> [WHAT YOU SHOULD DO]: Look through the listing for the word "share". Copy each line that has it.

> [MATERIAL]:

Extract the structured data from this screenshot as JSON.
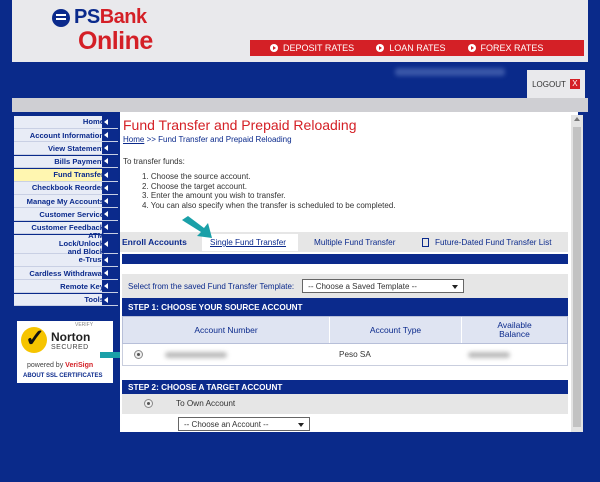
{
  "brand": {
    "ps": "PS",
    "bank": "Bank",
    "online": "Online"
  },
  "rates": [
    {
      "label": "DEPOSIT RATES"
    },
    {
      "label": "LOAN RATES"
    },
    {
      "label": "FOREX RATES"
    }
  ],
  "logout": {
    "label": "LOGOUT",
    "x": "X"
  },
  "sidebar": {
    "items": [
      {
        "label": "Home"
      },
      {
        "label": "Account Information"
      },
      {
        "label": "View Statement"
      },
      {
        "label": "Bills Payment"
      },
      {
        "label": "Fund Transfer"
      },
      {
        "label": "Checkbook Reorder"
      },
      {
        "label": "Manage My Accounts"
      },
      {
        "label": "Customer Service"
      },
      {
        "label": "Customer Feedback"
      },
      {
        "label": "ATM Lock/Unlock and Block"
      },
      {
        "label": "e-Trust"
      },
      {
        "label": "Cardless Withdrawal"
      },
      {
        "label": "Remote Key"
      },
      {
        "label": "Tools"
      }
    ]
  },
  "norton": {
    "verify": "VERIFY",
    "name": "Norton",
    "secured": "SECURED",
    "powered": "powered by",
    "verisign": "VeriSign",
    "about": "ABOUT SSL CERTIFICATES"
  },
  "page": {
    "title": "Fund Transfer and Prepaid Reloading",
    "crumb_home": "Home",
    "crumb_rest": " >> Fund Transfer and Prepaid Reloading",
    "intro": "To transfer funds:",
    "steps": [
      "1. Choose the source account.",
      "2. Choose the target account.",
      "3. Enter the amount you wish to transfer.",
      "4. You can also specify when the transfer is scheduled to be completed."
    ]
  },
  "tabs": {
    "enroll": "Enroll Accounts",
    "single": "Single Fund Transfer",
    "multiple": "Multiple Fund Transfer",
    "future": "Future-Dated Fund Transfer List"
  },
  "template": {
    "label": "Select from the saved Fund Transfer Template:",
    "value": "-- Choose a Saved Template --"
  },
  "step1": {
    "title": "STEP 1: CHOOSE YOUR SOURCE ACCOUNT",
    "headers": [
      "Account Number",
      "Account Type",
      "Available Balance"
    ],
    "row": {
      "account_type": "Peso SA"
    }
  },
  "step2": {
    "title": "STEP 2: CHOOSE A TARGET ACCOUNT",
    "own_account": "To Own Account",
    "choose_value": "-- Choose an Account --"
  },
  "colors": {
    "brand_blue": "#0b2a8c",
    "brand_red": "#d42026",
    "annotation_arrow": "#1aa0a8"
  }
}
--
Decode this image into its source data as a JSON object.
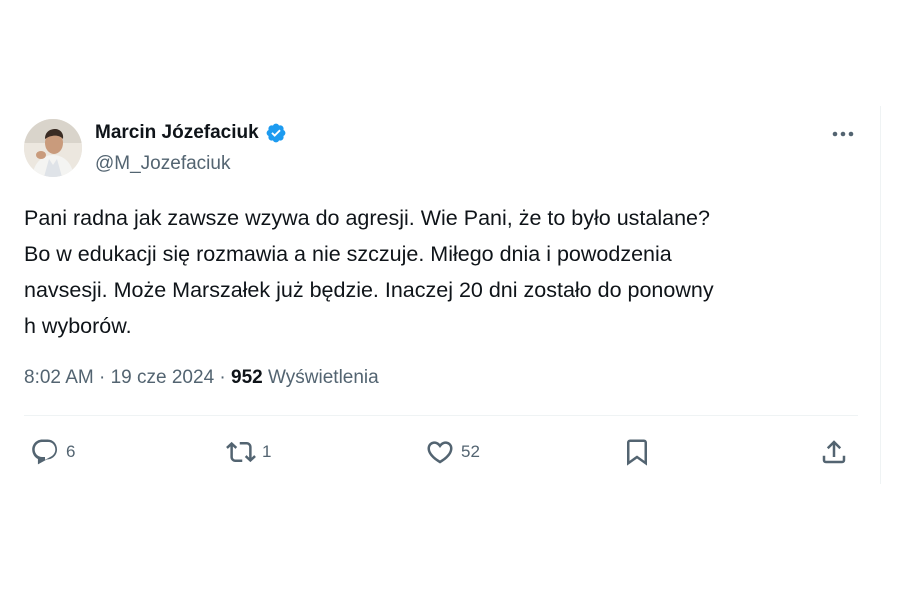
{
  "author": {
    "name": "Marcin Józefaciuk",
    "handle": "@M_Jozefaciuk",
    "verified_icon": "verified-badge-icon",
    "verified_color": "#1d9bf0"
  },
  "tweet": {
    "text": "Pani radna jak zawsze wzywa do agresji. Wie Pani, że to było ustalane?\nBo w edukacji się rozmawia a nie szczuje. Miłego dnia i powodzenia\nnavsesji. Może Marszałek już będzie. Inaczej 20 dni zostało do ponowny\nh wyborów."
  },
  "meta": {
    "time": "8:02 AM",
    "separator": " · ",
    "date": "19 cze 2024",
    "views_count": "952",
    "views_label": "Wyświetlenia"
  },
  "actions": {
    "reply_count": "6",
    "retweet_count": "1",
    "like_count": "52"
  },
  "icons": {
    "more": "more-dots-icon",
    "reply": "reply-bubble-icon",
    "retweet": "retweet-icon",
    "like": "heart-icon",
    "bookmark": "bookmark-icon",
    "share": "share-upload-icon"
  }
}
---
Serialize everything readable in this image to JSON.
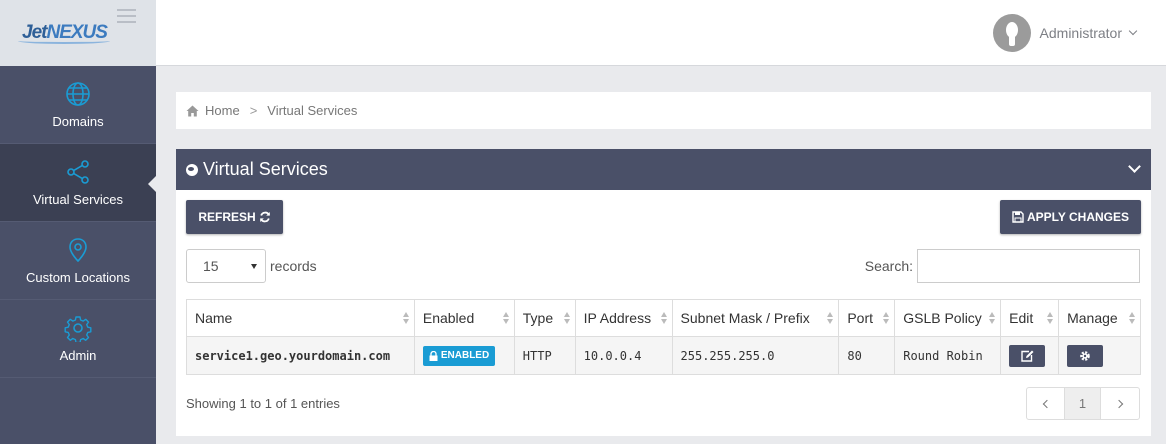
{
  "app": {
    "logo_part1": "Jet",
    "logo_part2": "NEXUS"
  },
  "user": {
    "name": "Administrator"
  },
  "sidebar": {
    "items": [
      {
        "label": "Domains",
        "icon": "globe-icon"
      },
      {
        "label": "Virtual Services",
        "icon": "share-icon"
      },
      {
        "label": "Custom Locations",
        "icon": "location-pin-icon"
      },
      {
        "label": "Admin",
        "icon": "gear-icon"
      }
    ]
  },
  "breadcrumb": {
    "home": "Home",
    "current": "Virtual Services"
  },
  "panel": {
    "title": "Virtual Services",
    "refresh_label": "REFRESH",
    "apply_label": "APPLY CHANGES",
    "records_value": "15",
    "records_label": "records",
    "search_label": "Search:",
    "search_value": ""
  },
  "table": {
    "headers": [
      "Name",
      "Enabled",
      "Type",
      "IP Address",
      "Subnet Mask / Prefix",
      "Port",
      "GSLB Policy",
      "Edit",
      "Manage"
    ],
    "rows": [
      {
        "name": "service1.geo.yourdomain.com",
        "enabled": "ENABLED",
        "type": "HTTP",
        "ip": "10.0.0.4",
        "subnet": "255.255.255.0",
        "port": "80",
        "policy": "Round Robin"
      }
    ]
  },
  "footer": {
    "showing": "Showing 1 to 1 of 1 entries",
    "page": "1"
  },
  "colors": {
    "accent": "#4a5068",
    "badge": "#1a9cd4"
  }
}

> [FULL SOLUTION]:
    "share": "share-upload-icon"
        "icon": "share-icon"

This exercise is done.